▶ [What to work on]: Write out the listing below again, precisely as it is given.

Entries from a dataset:
****************************************
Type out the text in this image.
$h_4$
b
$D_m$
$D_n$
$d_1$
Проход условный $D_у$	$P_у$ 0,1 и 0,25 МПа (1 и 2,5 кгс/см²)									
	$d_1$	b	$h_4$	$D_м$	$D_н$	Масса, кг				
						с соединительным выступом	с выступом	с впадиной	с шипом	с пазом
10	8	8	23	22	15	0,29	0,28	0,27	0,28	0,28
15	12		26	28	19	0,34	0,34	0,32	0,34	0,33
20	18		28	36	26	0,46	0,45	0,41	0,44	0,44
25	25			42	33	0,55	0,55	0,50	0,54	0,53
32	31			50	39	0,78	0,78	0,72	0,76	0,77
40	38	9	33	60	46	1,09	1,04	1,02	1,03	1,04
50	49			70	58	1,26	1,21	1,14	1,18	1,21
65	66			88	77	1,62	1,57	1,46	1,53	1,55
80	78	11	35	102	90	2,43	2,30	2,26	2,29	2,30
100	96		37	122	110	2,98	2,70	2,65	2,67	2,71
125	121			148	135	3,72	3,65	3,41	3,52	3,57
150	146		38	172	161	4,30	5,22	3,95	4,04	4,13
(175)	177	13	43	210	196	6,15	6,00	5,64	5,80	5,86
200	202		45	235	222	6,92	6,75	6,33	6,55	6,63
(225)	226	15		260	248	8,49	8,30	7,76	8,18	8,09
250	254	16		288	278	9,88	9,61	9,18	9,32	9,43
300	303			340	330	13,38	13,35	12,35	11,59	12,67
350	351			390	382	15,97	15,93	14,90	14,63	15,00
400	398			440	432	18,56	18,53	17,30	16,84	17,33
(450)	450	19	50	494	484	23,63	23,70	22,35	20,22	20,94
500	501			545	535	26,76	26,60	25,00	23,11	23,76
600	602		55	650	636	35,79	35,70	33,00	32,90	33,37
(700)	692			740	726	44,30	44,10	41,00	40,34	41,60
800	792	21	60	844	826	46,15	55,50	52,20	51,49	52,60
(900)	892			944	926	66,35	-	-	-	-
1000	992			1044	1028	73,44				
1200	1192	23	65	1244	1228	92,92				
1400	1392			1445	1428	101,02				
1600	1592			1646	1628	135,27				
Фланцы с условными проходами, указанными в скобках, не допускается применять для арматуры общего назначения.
****************************************
▶ [Written answer]:
Type out the text in this image.
$h_4$
b
$D_m$
$D_n$
$d_1$
Проход условный $D_у$	$P_у$ 0,1 и 0,25 МПа (1 и 2,5 кгс/см²)									
	$d_1$	b	$h_4$	$D_м$	$D_н$	Масса, кг				
						с соединительным выступом	с выступом	с впадиной	с шипом	с пазом
10	8	8	23	22	15	0,29	0,28	0,27	0,28	0,28
15	12		26	28	19	0,34	0,34	0,32	0,34	0,33
20	18		28	36	26	0,46	0,45	0,41	0,44	0,44
25	25			42	33	0,55	0,55	0,50	0,54	0,53
32	31			50	39	0,78	0,78	0,72	0,76	0,77
40	38	9	33	60	46	1,09	1,04	1,02	1,03	1,04
50	49			70	58	1,26	1,21	1,14	1,18	1,21
65	66			88	77	1,62	1,57	1,46	1,53	1,55
80	78	11	35	102	90	2,43	2,30	2,26	2,29	2,30
100	96		37	122	110	2,98	2,70	2,65	2,67	2,71
125	121			148	135	3,72	3,65	3,41	3,52	3,57
150	146		38	172	161	4,30	5,22	3,95	4,04	4,13
(175)	177	13	43	210	196	6,15	6,00	5,64	5,80	5,86
200	202		45	235	222	6,92	6,75	6,33	6,55	6,63
(225)	226	15		260	248	8,49	8,30	7,76	8,18	8,09
250	254	16		288	278	9,88	9,61	9,18	9,32	9,43
300	303			340	330	13,38	13,35	12,35	11,59	12,67
350	351			390	382	15,97	15,93	14,90	14,63	15,00
400	398			440	432	18,56	18,53	17,30	16,84	17,33
(450)	450	19	50	494	484	23,63	23,70	22,35	20,22	20,94
500	501			545	535	26,76	26,60	25,00	23,11	23,76
600	602		55	650	636	35,79	35,70	33,00	32,90	33,37
(700)	692			740	726	44,30	44,10	41,00	40,34	41,60
800	792	21	60	844	826	46,15	55,50	52,20	51,49	52,60
(900)	892			944	926	66,35	-	-	-	-
1000	992			1044	1028	73,44				
1200	1192	23	65	1244	1228	92,92				
1400	1392			1445	1428	101,02				
1600	1592			1646	1628	135,27				
Фланцы с условными проходами, указанными в скобках, не допускается применять для арматуры общего назначения.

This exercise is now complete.